DATA LISTING ▸

— Start —

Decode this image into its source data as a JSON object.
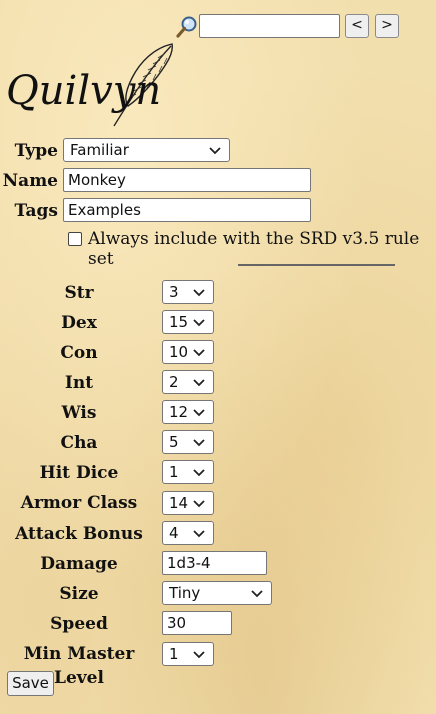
{
  "search": {
    "value": "",
    "prev_label": "<",
    "next_label": ">"
  },
  "logo_text": "Quilvyn",
  "form": {
    "type_label": "Type",
    "type_value": "Familiar",
    "name_label": "Name",
    "name_value": "Monkey",
    "tags_label": "Tags",
    "tags_value": "Examples",
    "include_label": "Always include with the SRD v3.5 rule set"
  },
  "stats": [
    {
      "label": "Str",
      "value": "3"
    },
    {
      "label": "Dex",
      "value": "15"
    },
    {
      "label": "Con",
      "value": "10"
    },
    {
      "label": "Int",
      "value": "2"
    },
    {
      "label": "Wis",
      "value": "12"
    },
    {
      "label": "Cha",
      "value": "5"
    },
    {
      "label": "Hit Dice",
      "value": "1"
    },
    {
      "label": "Armor Class",
      "value": "14"
    },
    {
      "label": "Attack Bonus",
      "value": "4"
    },
    {
      "label": "Damage",
      "value": "1d3-4"
    },
    {
      "label": "Size",
      "value": "Tiny"
    },
    {
      "label": "Speed",
      "value": "30"
    },
    {
      "label": "Min Master Level",
      "value": "1"
    }
  ],
  "save_label": "Save"
}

— End —

WORK REQUIRED ▸ Omitting all images, retype each line of the records precisely.

FINAL RESULT ▸
Decode this image into its source data as a JSON object.
{
  "search": {
    "value": "",
    "prev_label": "<",
    "next_label": ">"
  },
  "logo_text": "Quilvyn",
  "form": {
    "type_label": "Type",
    "type_value": "Familiar",
    "name_label": "Name",
    "name_value": "Monkey",
    "tags_label": "Tags",
    "tags_value": "Examples",
    "include_label": "Always include with the SRD v3.5 rule set"
  },
  "stats": [
    {
      "label": "Str",
      "value": "3"
    },
    {
      "label": "Dex",
      "value": "15"
    },
    {
      "label": "Con",
      "value": "10"
    },
    {
      "label": "Int",
      "value": "2"
    },
    {
      "label": "Wis",
      "value": "12"
    },
    {
      "label": "Cha",
      "value": "5"
    },
    {
      "label": "Hit Dice",
      "value": "1"
    },
    {
      "label": "Armor Class",
      "value": "14"
    },
    {
      "label": "Attack Bonus",
      "value": "4"
    },
    {
      "label": "Damage",
      "value": "1d3-4"
    },
    {
      "label": "Size",
      "value": "Tiny"
    },
    {
      "label": "Speed",
      "value": "30"
    },
    {
      "label": "Min Master Level",
      "value": "1"
    }
  ],
  "save_label": "Save"
}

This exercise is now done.